(Stored records)
>>
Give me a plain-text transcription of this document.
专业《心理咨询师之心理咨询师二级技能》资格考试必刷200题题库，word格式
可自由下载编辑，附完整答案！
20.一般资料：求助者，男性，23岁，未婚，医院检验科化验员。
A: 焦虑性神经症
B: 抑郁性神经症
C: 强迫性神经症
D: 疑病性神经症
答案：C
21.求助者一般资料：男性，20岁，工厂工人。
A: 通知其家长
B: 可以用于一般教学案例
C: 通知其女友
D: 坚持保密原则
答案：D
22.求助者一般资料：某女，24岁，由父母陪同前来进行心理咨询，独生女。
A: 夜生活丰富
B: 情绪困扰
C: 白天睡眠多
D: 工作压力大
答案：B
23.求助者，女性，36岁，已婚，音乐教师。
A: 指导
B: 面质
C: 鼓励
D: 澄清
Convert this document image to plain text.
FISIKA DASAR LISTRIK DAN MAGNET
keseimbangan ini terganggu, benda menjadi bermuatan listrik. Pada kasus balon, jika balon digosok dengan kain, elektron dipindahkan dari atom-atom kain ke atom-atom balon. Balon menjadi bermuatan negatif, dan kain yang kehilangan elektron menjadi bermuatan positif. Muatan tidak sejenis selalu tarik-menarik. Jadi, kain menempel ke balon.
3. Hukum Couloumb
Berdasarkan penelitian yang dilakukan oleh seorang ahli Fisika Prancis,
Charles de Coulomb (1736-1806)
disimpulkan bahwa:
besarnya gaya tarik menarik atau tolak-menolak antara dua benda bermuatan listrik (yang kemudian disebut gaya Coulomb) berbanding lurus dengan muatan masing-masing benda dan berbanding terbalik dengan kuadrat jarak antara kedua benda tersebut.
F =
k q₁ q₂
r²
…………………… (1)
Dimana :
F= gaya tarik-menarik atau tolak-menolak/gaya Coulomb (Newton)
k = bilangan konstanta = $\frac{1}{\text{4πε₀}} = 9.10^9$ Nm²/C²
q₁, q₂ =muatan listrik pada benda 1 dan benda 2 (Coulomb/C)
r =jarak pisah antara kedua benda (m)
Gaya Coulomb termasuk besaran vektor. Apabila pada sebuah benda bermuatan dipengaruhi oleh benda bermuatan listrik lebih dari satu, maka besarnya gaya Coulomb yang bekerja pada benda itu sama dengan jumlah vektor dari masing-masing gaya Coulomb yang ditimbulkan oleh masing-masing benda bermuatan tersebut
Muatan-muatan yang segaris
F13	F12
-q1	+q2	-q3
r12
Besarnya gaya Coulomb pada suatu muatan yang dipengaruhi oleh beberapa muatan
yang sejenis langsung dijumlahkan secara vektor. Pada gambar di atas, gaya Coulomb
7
<<
▶ Stated goal
Reproduce each entry above exactly, keeping every word.

▶ Reply
Give me a plain-text transcription of this document.
专业《心理咨询师之心理咨询师二级技能》资格考试必刷200题题库，word格式
可自由下载编辑，附完整答案！
20.一般资料：求助者，男性，23岁，未婚，医院检验科化验员。
A: 焦虑性神经症
B: 抑郁性神经症
C: 强迫性神经症
D: 疑病性神经症
答案：C
21.求助者一般资料：男性，20岁，工厂工人。
A: 通知其家长
B: 可以用于一般教学案例
C: 通知其女友
D: 坚持保密原则
答案：D
22.求助者一般资料：某女，24岁，由父母陪同前来进行心理咨询，独生女。
A: 夜生活丰富
B: 情绪困扰
C: 白天睡眠多
D: 工作压力大
答案：B
23.求助者，女性，36岁，已婚，音乐教师。
A: 指导
B: 面质
C: 鼓励
D: 澄清
Convert this document image to plain text.
FISIKA DASAR LISTRIK DAN MAGNET
keseimbangan ini terganggu, benda menjadi bermuatan listrik. Pada kasus balon, jika balon digosok dengan kain, elektron dipindahkan dari atom-atom kain ke atom-atom balon. Balon menjadi bermuatan negatif, dan kain yang kehilangan elektron menjadi bermuatan positif. Muatan tidak sejenis selalu tarik-menarik. Jadi, kain menempel ke balon.
3. Hukum Couloumb
Berdasarkan penelitian yang dilakukan oleh seorang ahli Fisika Prancis,
Charles de Coulomb (1736-1806)
disimpulkan bahwa:
besarnya gaya tarik menarik atau tolak-menolak antara dua benda bermuatan listrik (yang kemudian disebut gaya Coulomb) berbanding lurus dengan muatan masing-masing benda dan berbanding terbalik dengan kuadrat jarak antara kedua benda tersebut.
F =
k q₁ q₂
r²
…………………… (1)
Dimana :
F= gaya tarik-menarik atau tolak-menolak/gaya Coulomb (Newton)
k = bilangan konstanta = $\frac{1}{\text{4πε₀}} = 9.10^9$ Nm²/C²
q₁, q₂ =muatan listrik pada benda 1 dan benda 2 (Coulomb/C)
r =jarak pisah antara kedua benda (m)
Gaya Coulomb termasuk besaran vektor. Apabila pada sebuah benda bermuatan dipengaruhi oleh benda bermuatan listrik lebih dari satu, maka besarnya gaya Coulomb yang bekerja pada benda itu sama dengan jumlah vektor dari masing-masing gaya Coulomb yang ditimbulkan oleh masing-masing benda bermuatan tersebut
Muatan-muatan yang segaris
F13	F12
-q1	+q2	-q3
r12
Besarnya gaya Coulomb pada suatu muatan yang dipengaruhi oleh beberapa muatan
yang sejenis langsung dijumlahkan secara vektor. Pada gambar di atas, gaya Coulomb
7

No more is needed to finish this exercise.